What you should do: Repeat the data below exactly, dropping any pictures it holds.

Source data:
════════════════

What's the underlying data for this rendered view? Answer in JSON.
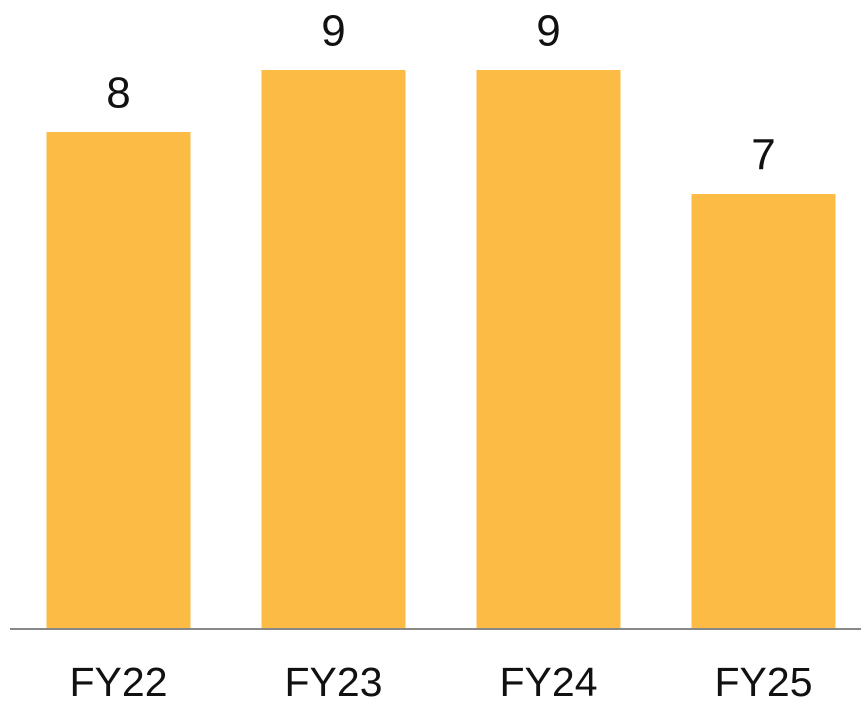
{
  "chart_data": {
    "type": "bar",
    "categories": [
      "FY22",
      "FY23",
      "FY24",
      "FY25"
    ],
    "values": [
      8,
      9,
      9,
      7
    ],
    "color": "#fbbb45",
    "ylim": [
      0,
      9
    ]
  }
}
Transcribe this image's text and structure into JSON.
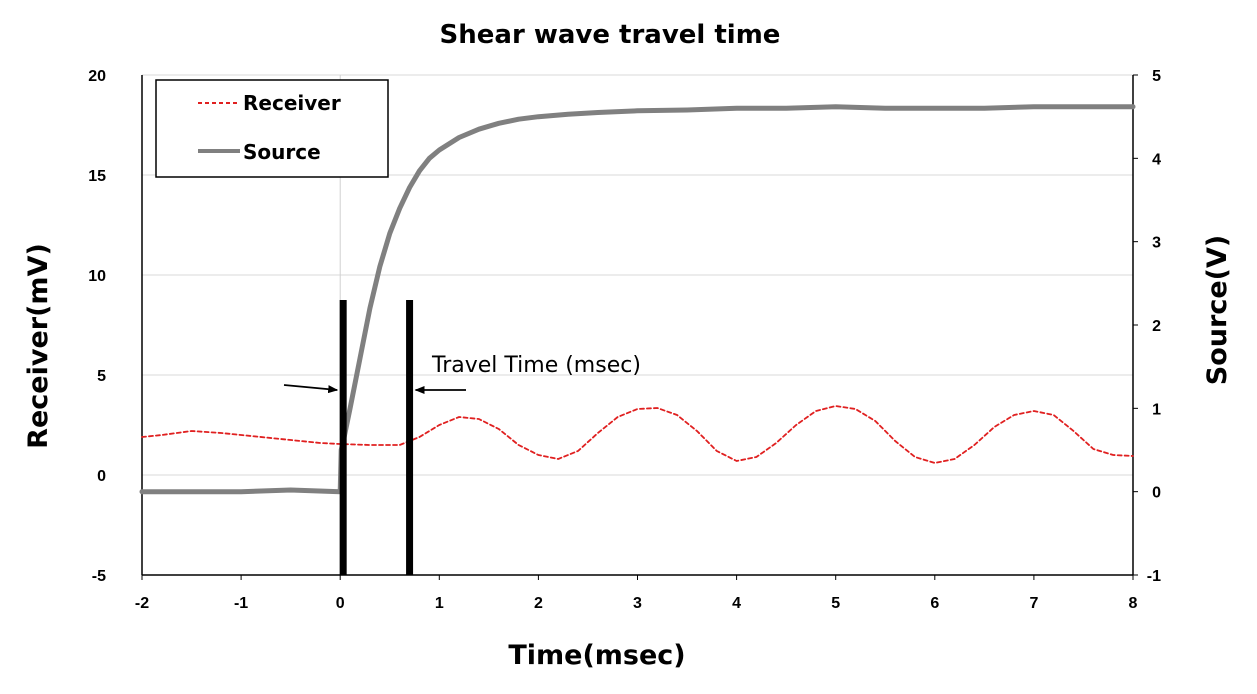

════════════════

Final answer:
What's the underlying data for this rendered view? Answer in JSON.
{
  "chart_data": {
    "type": "bar",
    "categories": [
      "FY22",
      "FY23",
      "FY24",
      "FY25"
    ],
    "values": [
      8,
      9,
      9,
      7
    ],
    "color": "#fbbb45",
    "ylim": [
      0,
      9
    ]
  }
}
Transcribe this image's text and structure into JSON.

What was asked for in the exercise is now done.